>> START

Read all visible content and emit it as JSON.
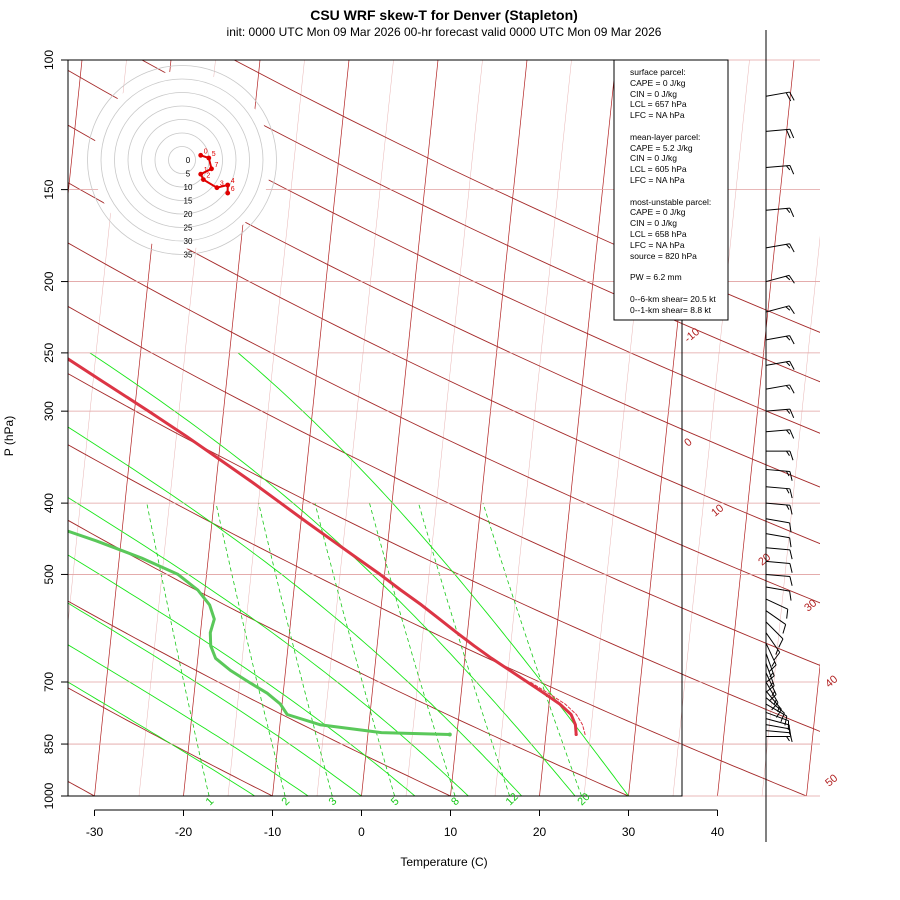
{
  "title": "CSU WRF skew-T for Denver (Stapleton)",
  "subtitle": "init: 0000 UTC Mon 09 Mar 2026    00-hr forecast valid 0000 UTC Mon 09 Mar 2026",
  "colors": {
    "temperature": "#dc3545",
    "dewpoint": "#5ac85a",
    "isotherm": "#b22222",
    "mixing_ratio": "#19c819",
    "moist_adiabat": "#19e619"
  },
  "chart_data": {
    "type": "line",
    "title": "CSU WRF skew-T for Denver (Stapleton)",
    "xlabel": "Temperature (C)",
    "ylabel": "P (hPa)",
    "x_ticks": [
      -30,
      -20,
      -10,
      0,
      10,
      20,
      30,
      40
    ],
    "y_ticks": [
      100,
      150,
      200,
      250,
      300,
      400,
      500,
      700,
      850,
      1000
    ],
    "y_scale": "log",
    "ylim": [
      1000,
      100
    ],
    "isotherm_labels": [
      "-10",
      "0",
      "10",
      "20",
      "30",
      "40",
      "50"
    ],
    "mixing_ratio_labels": [
      "1",
      "2",
      "3",
      "5",
      "8",
      "12",
      "20"
    ],
    "series": [
      {
        "name": "temperature",
        "points": [
          [
            825,
            23.4
          ],
          [
            800,
            23.2
          ],
          [
            775,
            22.6
          ],
          [
            750,
            21.2
          ],
          [
            725,
            19.3
          ],
          [
            700,
            17.3
          ],
          [
            675,
            15.2
          ],
          [
            650,
            13.0
          ],
          [
            625,
            10.9
          ],
          [
            600,
            8.8
          ],
          [
            575,
            6.7
          ],
          [
            550,
            4.5
          ],
          [
            525,
            2.0
          ],
          [
            500,
            -0.5
          ],
          [
            475,
            -3.3
          ],
          [
            450,
            -6.2
          ],
          [
            425,
            -9.3
          ],
          [
            400,
            -12.5
          ],
          [
            375,
            -15.9
          ],
          [
            350,
            -19.7
          ],
          [
            325,
            -23.8
          ],
          [
            300,
            -28.4
          ],
          [
            275,
            -33.6
          ],
          [
            250,
            -39.2
          ],
          [
            225,
            -45.6
          ],
          [
            210,
            -50.8
          ],
          [
            200,
            -52.6
          ],
          [
            190,
            -53.1
          ],
          [
            180,
            -53.6
          ],
          [
            170,
            -53.7
          ],
          [
            160,
            -54.2
          ],
          [
            150,
            -54.8
          ],
          [
            140,
            -56.8
          ],
          [
            130,
            -58.3
          ],
          [
            120,
            -60.3
          ],
          [
            110,
            -62.2
          ],
          [
            100,
            -62.7
          ]
        ]
      },
      {
        "name": "dewpoint",
        "points": [
          [
            825,
            9.2
          ],
          [
            820,
            1.5
          ],
          [
            800,
            -5.5
          ],
          [
            775,
            -9.3
          ],
          [
            750,
            -10.2
          ],
          [
            725,
            -11.8
          ],
          [
            700,
            -14.0
          ],
          [
            675,
            -16.2
          ],
          [
            650,
            -18.0
          ],
          [
            625,
            -18.7
          ],
          [
            600,
            -18.9
          ],
          [
            575,
            -18.6
          ],
          [
            550,
            -19.3
          ],
          [
            525,
            -20.8
          ],
          [
            500,
            -23.2
          ],
          [
            475,
            -27.5
          ],
          [
            450,
            -32.8
          ],
          [
            425,
            -39.0
          ],
          [
            400,
            -45.4
          ],
          [
            375,
            -48.8
          ],
          [
            350,
            -50.8
          ],
          [
            325,
            -47.4
          ],
          [
            300,
            -43.5
          ],
          [
            275,
            -45.7
          ],
          [
            250,
            -49.6
          ],
          [
            225,
            -54.6
          ],
          [
            200,
            -59.0
          ],
          [
            190,
            -61.0
          ],
          [
            180,
            -62.5
          ]
        ]
      },
      {
        "name": "virtual temperature",
        "dashed": true,
        "points": [
          [
            825,
            24.4
          ],
          [
            800,
            24.0
          ],
          [
            775,
            23.2
          ],
          [
            750,
            21.8
          ],
          [
            725,
            19.8
          ],
          [
            700,
            17.6
          ]
        ]
      }
    ]
  },
  "legend": {
    "surface_header": "surface parcel:",
    "surface_cape": "CAPE = 0 J/kg",
    "surface_cin": "CIN = 0 J/kg",
    "surface_lcl": "LCL = 657 hPa",
    "surface_lfc": "LFC = NA hPa",
    "mean_header": "mean-layer parcel:",
    "mean_cape": "CAPE = 5.2 J/kg",
    "mean_cin": "CIN = 0 J/kg",
    "mean_lcl": "LCL = 605 hPa",
    "mean_lfc": "LFC = NA hPa",
    "mu_header": "most-unstable parcel:",
    "mu_cape": "CAPE = 0 J/kg",
    "mu_cin": "CIN = 0 J/kg",
    "mu_lcl": "LCL = 658 hPa",
    "mu_lfc": "LFC = NA hPa",
    "mu_source": "source = 820 hPa",
    "pw": "PW =  6.2 mm",
    "shear_06": "0--6-km shear= 20.5 kt",
    "shear_01": "0--1-km shear= 8.8 kt"
  },
  "hodograph": {
    "ring_labels": [
      "5",
      "10",
      "15",
      "20",
      "25",
      "30",
      "35"
    ],
    "center_label": "0",
    "trace": [
      {
        "u": 1,
        "v": 1,
        "label": "0"
      },
      {
        "u": 4,
        "v": 0,
        "label": "5"
      },
      {
        "u": 5,
        "v": -4,
        "label": "7"
      },
      {
        "u": 1,
        "v": -6,
        "label": "1"
      },
      {
        "u": 2,
        "v": -8,
        "label": "2"
      },
      {
        "u": 7,
        "v": -11,
        "label": "3"
      },
      {
        "u": 11,
        "v": -10,
        "label": "4"
      },
      {
        "u": 11,
        "v": -13,
        "label": "6"
      }
    ]
  },
  "wind_barbs": [
    {
      "p": 830,
      "speed": 7,
      "dir": 90
    },
    {
      "p": 815,
      "speed": 8,
      "dir": 95
    },
    {
      "p": 800,
      "speed": 8,
      "dir": 100
    },
    {
      "p": 785,
      "speed": 9,
      "dir": 105
    },
    {
      "p": 770,
      "speed": 9,
      "dir": 110
    },
    {
      "p": 750,
      "speed": 11,
      "dir": 120
    },
    {
      "p": 735,
      "speed": 12,
      "dir": 130
    },
    {
      "p": 720,
      "speed": 13,
      "dir": 140
    },
    {
      "p": 700,
      "speed": 13,
      "dir": 150
    },
    {
      "p": 680,
      "speed": 13,
      "dir": 155
    },
    {
      "p": 660,
      "speed": 13,
      "dir": 160
    },
    {
      "p": 640,
      "speed": 14,
      "dir": 160
    },
    {
      "p": 620,
      "speed": 13,
      "dir": 155
    },
    {
      "p": 600,
      "speed": 13,
      "dir": 145
    },
    {
      "p": 580,
      "speed": 12,
      "dir": 135
    },
    {
      "p": 560,
      "speed": 12,
      "dir": 125
    },
    {
      "p": 540,
      "speed": 12,
      "dir": 115
    },
    {
      "p": 520,
      "speed": 12,
      "dir": 100
    },
    {
      "p": 500,
      "speed": 12,
      "dir": 95
    },
    {
      "p": 480,
      "speed": 12,
      "dir": 95
    },
    {
      "p": 460,
      "speed": 12,
      "dir": 95
    },
    {
      "p": 440,
      "speed": 12,
      "dir": 100
    },
    {
      "p": 420,
      "speed": 12,
      "dir": 100
    },
    {
      "p": 400,
      "speed": 14,
      "dir": 95
    },
    {
      "p": 380,
      "speed": 14,
      "dir": 95
    },
    {
      "p": 360,
      "speed": 14,
      "dir": 95
    },
    {
      "p": 340,
      "speed": 14,
      "dir": 90
    },
    {
      "p": 320,
      "speed": 14,
      "dir": 85
    },
    {
      "p": 300,
      "speed": 14,
      "dir": 85
    },
    {
      "p": 280,
      "speed": 14,
      "dir": 80
    },
    {
      "p": 260,
      "speed": 14,
      "dir": 80
    },
    {
      "p": 240,
      "speed": 15,
      "dir": 80
    },
    {
      "p": 220,
      "speed": 15,
      "dir": 75
    },
    {
      "p": 200,
      "speed": 15,
      "dir": 75
    },
    {
      "p": 180,
      "speed": 16,
      "dir": 80
    },
    {
      "p": 160,
      "speed": 17,
      "dir": 85
    },
    {
      "p": 140,
      "speed": 17,
      "dir": 85
    },
    {
      "p": 125,
      "speed": 18,
      "dir": 85
    },
    {
      "p": 112,
      "speed": 18,
      "dir": 80
    }
  ]
}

>> END

**WHAT YOU HAVE TO DO:**
Count the lines in the material above where the string "skew" appears, then state only that count.

**SOLUTION:**
2